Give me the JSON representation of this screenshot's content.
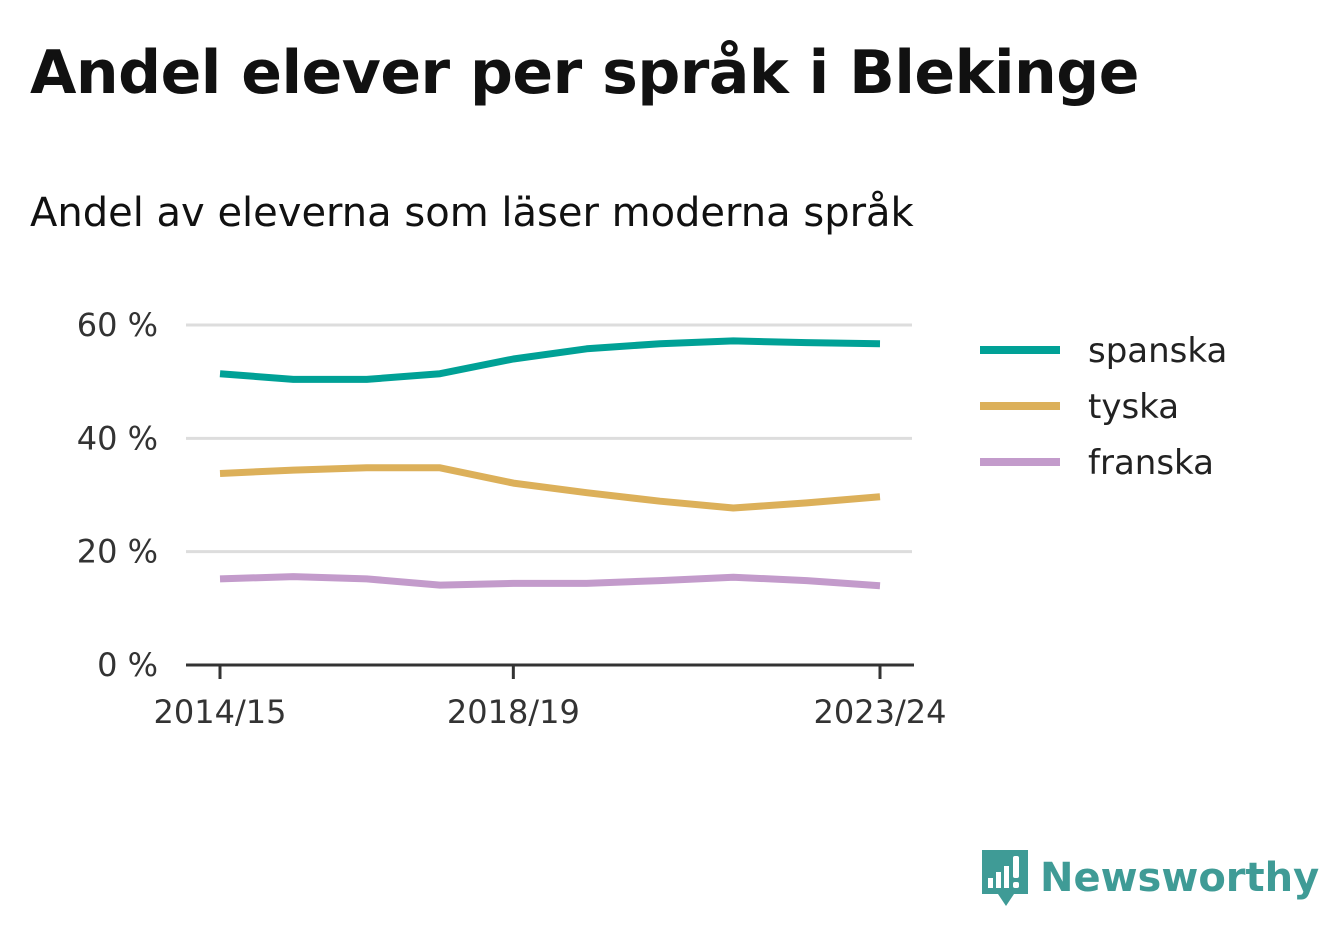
{
  "title": "Andel elever per språk i Blekinge",
  "subtitle": "Andel av eleverna som läser moderna språk",
  "brand": {
    "name": "Newsworthy",
    "icon": "newsworthy-logo-icon",
    "color": "#3f9b96"
  },
  "chart_data": {
    "type": "line",
    "title": "Andel elever per språk i Blekinge",
    "subtitle": "Andel av eleverna som läser moderna språk",
    "x": [
      "2014/15",
      "2015/16",
      "2016/17",
      "2017/18",
      "2018/19",
      "2019/20",
      "2020/21",
      "2021/22",
      "2022/23",
      "2023/24"
    ],
    "x_tick_labels": [
      "2014/15",
      "2018/19",
      "2023/24"
    ],
    "y_ticks": [
      0,
      20,
      40,
      60
    ],
    "y_tick_labels": [
      "0 %",
      "20 %",
      "40 %",
      "60 %"
    ],
    "ylim": [
      0,
      60
    ],
    "grid": true,
    "legend_position": "right",
    "series": [
      {
        "name": "spanska",
        "color": "#00a196",
        "values": [
          51.4,
          50.4,
          50.4,
          51.4,
          54.0,
          55.8,
          56.7,
          57.2,
          56.9,
          56.7
        ]
      },
      {
        "name": "tyska",
        "color": "#dcb05a",
        "values": [
          33.8,
          34.4,
          34.8,
          34.8,
          32.1,
          30.4,
          28.9,
          27.7,
          28.6,
          29.7
        ]
      },
      {
        "name": "franska",
        "color": "#c39bcb",
        "values": [
          15.2,
          15.6,
          15.2,
          14.1,
          14.4,
          14.4,
          14.9,
          15.5,
          14.9,
          14.0
        ]
      }
    ]
  }
}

• • • • • • •

• _Aim_: Make a word-for-word copy of the entries, without any pictures.

• _Result of the task_:
Give me the JSON representation of this screenshot's content.
{
  "title": "Andel elever per språk i Blekinge",
  "subtitle": "Andel av eleverna som läser moderna språk",
  "brand": {
    "name": "Newsworthy",
    "icon": "newsworthy-logo-icon",
    "color": "#3f9b96"
  },
  "chart_data": {
    "type": "line",
    "title": "Andel elever per språk i Blekinge",
    "subtitle": "Andel av eleverna som läser moderna språk",
    "x": [
      "2014/15",
      "2015/16",
      "2016/17",
      "2017/18",
      "2018/19",
      "2019/20",
      "2020/21",
      "2021/22",
      "2022/23",
      "2023/24"
    ],
    "x_tick_labels": [
      "2014/15",
      "2018/19",
      "2023/24"
    ],
    "y_ticks": [
      0,
      20,
      40,
      60
    ],
    "y_tick_labels": [
      "0 %",
      "20 %",
      "40 %",
      "60 %"
    ],
    "ylim": [
      0,
      60
    ],
    "grid": true,
    "legend_position": "right",
    "series": [
      {
        "name": "spanska",
        "color": "#00a196",
        "values": [
          51.4,
          50.4,
          50.4,
          51.4,
          54.0,
          55.8,
          56.7,
          57.2,
          56.9,
          56.7
        ]
      },
      {
        "name": "tyska",
        "color": "#dcb05a",
        "values": [
          33.8,
          34.4,
          34.8,
          34.8,
          32.1,
          30.4,
          28.9,
          27.7,
          28.6,
          29.7
        ]
      },
      {
        "name": "franska",
        "color": "#c39bcb",
        "values": [
          15.2,
          15.6,
          15.2,
          14.1,
          14.4,
          14.4,
          14.9,
          15.5,
          14.9,
          14.0
        ]
      }
    ]
  }
}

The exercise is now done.